## SHORT PROBLEM
Return all of the data exactly as written, without the pictures.

## LISTING
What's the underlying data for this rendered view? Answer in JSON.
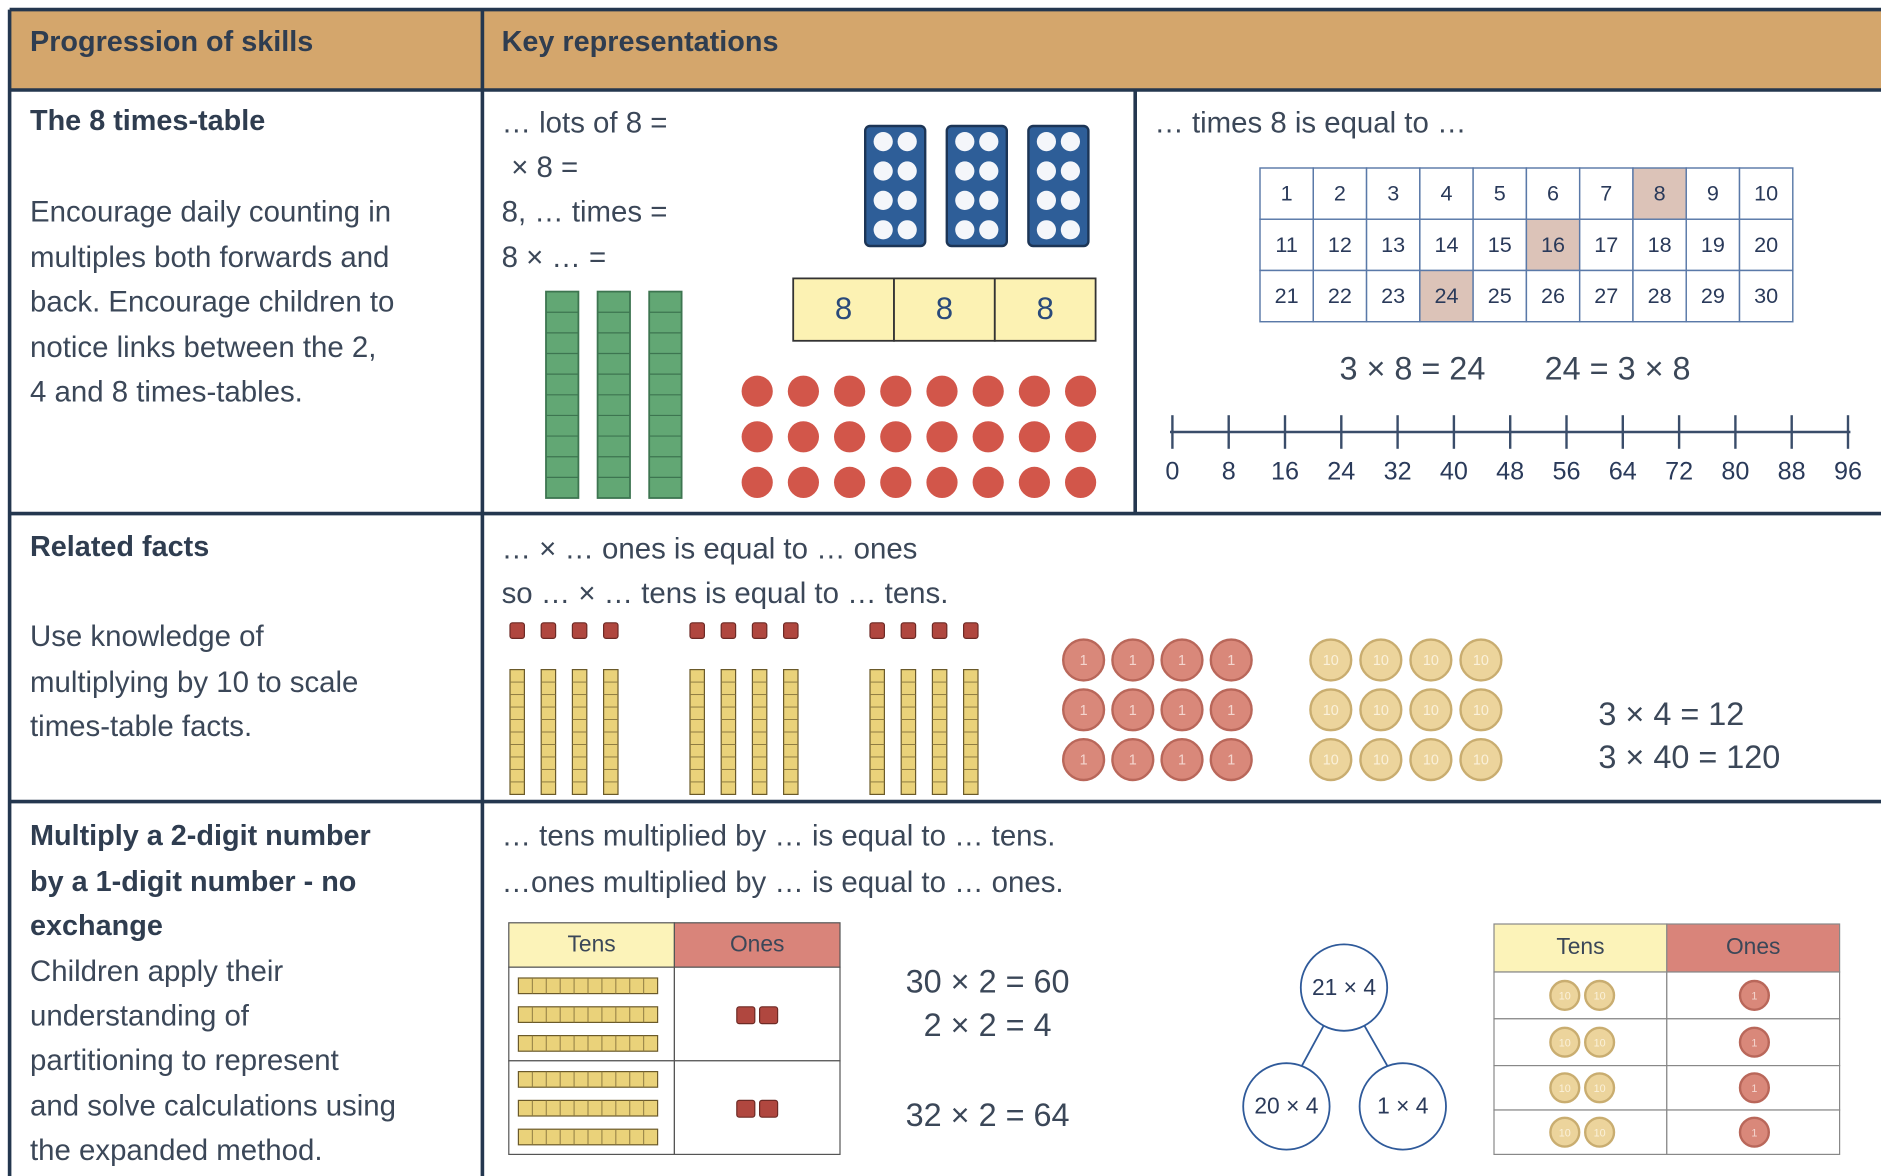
{
  "header": {
    "col1": "Progression of skills",
    "col2": "Key representations"
  },
  "rows": [
    {
      "title": [
        "The 8 times-table"
      ],
      "description": [
        "Encourage daily counting in",
        "multiples both forwards and",
        "back. Encourage children to",
        "notice links between the 2,",
        "4 and 8 times-tables."
      ],
      "stems": [
        "… lots of 8 =",
        "× 8 =",
        "8, … times =",
        "8 × … ="
      ],
      "bar_model": [
        "8",
        "8",
        "8"
      ],
      "hundred_square": {
        "caption": "… times 8 is equal to …",
        "cells": [
          1,
          2,
          3,
          4,
          5,
          6,
          7,
          8,
          9,
          10,
          11,
          12,
          13,
          14,
          15,
          16,
          17,
          18,
          19,
          20,
          21,
          22,
          23,
          24,
          25,
          26,
          27,
          28,
          29,
          30
        ],
        "highlighted": [
          8,
          16,
          24
        ]
      },
      "equations": [
        "3 × 8 = 24",
        "24 = 3 × 8"
      ],
      "number_line": [
        0,
        8,
        16,
        24,
        32,
        40,
        48,
        56,
        64,
        72,
        80,
        88,
        96
      ]
    },
    {
      "title": [
        "Related facts"
      ],
      "description": [
        "Use knowledge of",
        "multiplying by 10 to scale",
        "times-table facts."
      ],
      "stems": [
        "… × … ones is equal to … ones",
        "so … × … tens is equal to … tens."
      ],
      "coin_labels": {
        "one": "1",
        "ten": "10"
      },
      "equations": [
        "3 × 4 = 12",
        "3 × 40 = 120"
      ]
    },
    {
      "title": [
        "Multiply a 2-digit number",
        "by a 1-digit number - no",
        "exchange"
      ],
      "description": [
        "Children apply their",
        "understanding of",
        "partitioning to represent",
        "and solve calculations using",
        "the expanded method."
      ],
      "stems": [
        "… tens multiplied by … is equal to … tens.",
        "…ones multiplied by … is equal to … ones."
      ],
      "place_value": {
        "headers": [
          "Tens",
          "Ones"
        ]
      },
      "equations": [
        "30 × 2 = 60",
        "2 × 2 = 4",
        "32 × 2 = 64"
      ],
      "part_whole": {
        "whole": "21 × 4",
        "parts": [
          "20 × 4",
          "1 × 4"
        ]
      },
      "place_value_2": {
        "headers": [
          "Tens",
          "Ones"
        ]
      }
    }
  ]
}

## PROBLEM SOLUTION
What's the underlying data for this rendered view? Answer in JSON.
{
  "header": {
    "col1": "Progression of skills",
    "col2": "Key representations"
  },
  "rows": [
    {
      "title": [
        "The 8 times-table"
      ],
      "description": [
        "Encourage daily counting in",
        "multiples both forwards and",
        "back. Encourage children to",
        "notice links between the 2,",
        "4 and 8 times-tables."
      ],
      "stems": [
        "… lots of 8 =",
        "× 8 =",
        "8, … times =",
        "8 × … ="
      ],
      "bar_model": [
        "8",
        "8",
        "8"
      ],
      "hundred_square": {
        "caption": "… times 8 is equal to …",
        "cells": [
          1,
          2,
          3,
          4,
          5,
          6,
          7,
          8,
          9,
          10,
          11,
          12,
          13,
          14,
          15,
          16,
          17,
          18,
          19,
          20,
          21,
          22,
          23,
          24,
          25,
          26,
          27,
          28,
          29,
          30
        ],
        "highlighted": [
          8,
          16,
          24
        ]
      },
      "equations": [
        "3 × 8 = 24",
        "24 = 3 × 8"
      ],
      "number_line": [
        0,
        8,
        16,
        24,
        32,
        40,
        48,
        56,
        64,
        72,
        80,
        88,
        96
      ]
    },
    {
      "title": [
        "Related facts"
      ],
      "description": [
        "Use knowledge of",
        "multiplying by 10 to scale",
        "times-table facts."
      ],
      "stems": [
        "… × … ones is equal to … ones",
        "so … × … tens is equal to … tens."
      ],
      "coin_labels": {
        "one": "1",
        "ten": "10"
      },
      "equations": [
        "3 × 4 = 12",
        "3 × 40 = 120"
      ]
    },
    {
      "title": [
        "Multiply a 2-digit number",
        "by a 1-digit number - no",
        "exchange"
      ],
      "description": [
        "Children apply their",
        "understanding of",
        "partitioning to represent",
        "and solve calculations using",
        "the expanded method."
      ],
      "stems": [
        "… tens multiplied by … is equal to … tens.",
        "…ones multiplied by … is equal to … ones."
      ],
      "place_value": {
        "headers": [
          "Tens",
          "Ones"
        ]
      },
      "equations": [
        "30 × 2 = 60",
        "2 × 2 = 4",
        "32 × 2 = 64"
      ],
      "part_whole": {
        "whole": "21 × 4",
        "parts": [
          "20 × 4",
          "1 × 4"
        ]
      },
      "place_value_2": {
        "headers": [
          "Tens",
          "Ones"
        ]
      }
    }
  ]
}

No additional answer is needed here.